◆ Given request
Can you find the lines of the listing that include "使用下面的" and copy every one?

◆ Data records
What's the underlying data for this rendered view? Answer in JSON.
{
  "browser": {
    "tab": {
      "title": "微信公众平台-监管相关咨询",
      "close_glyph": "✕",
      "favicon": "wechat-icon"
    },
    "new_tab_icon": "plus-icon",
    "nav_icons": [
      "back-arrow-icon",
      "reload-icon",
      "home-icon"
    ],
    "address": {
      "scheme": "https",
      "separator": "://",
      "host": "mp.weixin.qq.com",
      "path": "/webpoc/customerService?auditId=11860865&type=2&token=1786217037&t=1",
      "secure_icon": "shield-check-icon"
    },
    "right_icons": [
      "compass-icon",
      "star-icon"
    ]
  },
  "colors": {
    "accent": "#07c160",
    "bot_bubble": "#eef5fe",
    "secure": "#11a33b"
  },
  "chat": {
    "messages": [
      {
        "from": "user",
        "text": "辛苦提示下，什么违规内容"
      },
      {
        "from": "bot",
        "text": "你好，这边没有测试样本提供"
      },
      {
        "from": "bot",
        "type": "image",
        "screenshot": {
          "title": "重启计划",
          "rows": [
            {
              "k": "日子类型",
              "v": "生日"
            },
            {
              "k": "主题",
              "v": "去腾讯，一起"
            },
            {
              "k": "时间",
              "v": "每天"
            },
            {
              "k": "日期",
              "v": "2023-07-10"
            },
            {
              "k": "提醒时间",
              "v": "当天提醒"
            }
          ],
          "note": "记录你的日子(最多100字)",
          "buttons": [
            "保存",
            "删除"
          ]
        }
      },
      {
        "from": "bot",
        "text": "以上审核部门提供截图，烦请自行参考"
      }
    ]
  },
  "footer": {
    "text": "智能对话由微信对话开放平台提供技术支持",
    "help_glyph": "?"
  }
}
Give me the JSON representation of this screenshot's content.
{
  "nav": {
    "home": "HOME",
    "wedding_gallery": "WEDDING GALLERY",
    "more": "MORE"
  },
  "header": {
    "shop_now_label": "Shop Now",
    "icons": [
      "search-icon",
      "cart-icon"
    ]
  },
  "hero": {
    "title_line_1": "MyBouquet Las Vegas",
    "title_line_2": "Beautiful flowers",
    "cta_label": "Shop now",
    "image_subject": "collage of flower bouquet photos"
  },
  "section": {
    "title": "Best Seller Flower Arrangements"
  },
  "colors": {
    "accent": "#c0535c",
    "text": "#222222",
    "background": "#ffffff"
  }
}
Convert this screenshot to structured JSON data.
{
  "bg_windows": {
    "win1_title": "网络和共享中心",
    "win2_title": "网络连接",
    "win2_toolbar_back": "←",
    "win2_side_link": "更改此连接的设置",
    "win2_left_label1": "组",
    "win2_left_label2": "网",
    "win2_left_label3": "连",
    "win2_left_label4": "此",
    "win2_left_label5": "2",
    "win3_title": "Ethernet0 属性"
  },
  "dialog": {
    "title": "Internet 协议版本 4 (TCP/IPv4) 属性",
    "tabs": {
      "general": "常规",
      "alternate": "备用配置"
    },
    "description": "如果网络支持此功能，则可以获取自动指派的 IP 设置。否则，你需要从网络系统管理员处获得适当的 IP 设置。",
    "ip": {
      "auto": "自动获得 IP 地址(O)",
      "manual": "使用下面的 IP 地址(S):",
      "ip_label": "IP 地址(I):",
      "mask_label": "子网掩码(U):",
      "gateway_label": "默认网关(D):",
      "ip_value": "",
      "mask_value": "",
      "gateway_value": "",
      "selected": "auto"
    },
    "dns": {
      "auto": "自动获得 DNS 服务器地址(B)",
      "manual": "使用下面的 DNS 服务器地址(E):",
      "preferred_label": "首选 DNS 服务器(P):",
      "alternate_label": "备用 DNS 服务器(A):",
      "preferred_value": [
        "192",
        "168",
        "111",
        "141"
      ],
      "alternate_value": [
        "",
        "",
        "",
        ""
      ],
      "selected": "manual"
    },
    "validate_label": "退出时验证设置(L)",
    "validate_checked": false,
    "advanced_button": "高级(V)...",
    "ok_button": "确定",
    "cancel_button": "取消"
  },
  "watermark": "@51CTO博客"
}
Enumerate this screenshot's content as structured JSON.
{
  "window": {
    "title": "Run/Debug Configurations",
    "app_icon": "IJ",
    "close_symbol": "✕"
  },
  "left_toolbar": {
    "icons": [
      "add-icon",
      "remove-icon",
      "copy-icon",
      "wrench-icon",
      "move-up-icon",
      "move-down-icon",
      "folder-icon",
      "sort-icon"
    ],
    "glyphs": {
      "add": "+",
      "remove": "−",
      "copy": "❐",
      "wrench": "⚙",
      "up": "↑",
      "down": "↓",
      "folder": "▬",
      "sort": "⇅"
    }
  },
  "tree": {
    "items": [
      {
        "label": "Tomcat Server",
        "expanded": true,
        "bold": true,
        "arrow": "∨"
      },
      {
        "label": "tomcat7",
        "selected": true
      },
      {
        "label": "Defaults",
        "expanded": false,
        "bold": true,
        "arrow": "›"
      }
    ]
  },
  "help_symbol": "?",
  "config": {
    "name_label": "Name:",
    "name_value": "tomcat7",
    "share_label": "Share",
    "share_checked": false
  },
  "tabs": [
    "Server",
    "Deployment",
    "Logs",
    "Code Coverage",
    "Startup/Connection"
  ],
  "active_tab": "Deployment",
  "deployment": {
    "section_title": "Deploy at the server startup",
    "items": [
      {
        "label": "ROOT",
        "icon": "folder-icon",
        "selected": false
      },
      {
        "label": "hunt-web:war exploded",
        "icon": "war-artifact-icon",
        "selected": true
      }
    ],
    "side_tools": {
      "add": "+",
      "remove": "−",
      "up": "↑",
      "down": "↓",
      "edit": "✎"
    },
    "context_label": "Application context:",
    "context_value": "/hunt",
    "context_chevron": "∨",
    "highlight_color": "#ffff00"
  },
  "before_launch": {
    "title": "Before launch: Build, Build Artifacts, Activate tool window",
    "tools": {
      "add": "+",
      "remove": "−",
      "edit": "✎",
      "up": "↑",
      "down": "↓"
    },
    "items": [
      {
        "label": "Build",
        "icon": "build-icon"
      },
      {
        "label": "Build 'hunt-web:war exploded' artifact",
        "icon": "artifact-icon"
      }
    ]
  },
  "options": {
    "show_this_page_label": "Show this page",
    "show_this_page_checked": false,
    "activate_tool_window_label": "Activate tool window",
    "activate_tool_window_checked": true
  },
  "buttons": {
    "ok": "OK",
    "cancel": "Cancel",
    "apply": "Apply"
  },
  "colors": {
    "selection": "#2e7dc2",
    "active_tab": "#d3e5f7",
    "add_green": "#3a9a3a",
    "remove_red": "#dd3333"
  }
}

◆ Reply
      "manual": "使用下面的 IP 地址(S):",
      "manual": "使用下面的 DNS 服务器地址(E):",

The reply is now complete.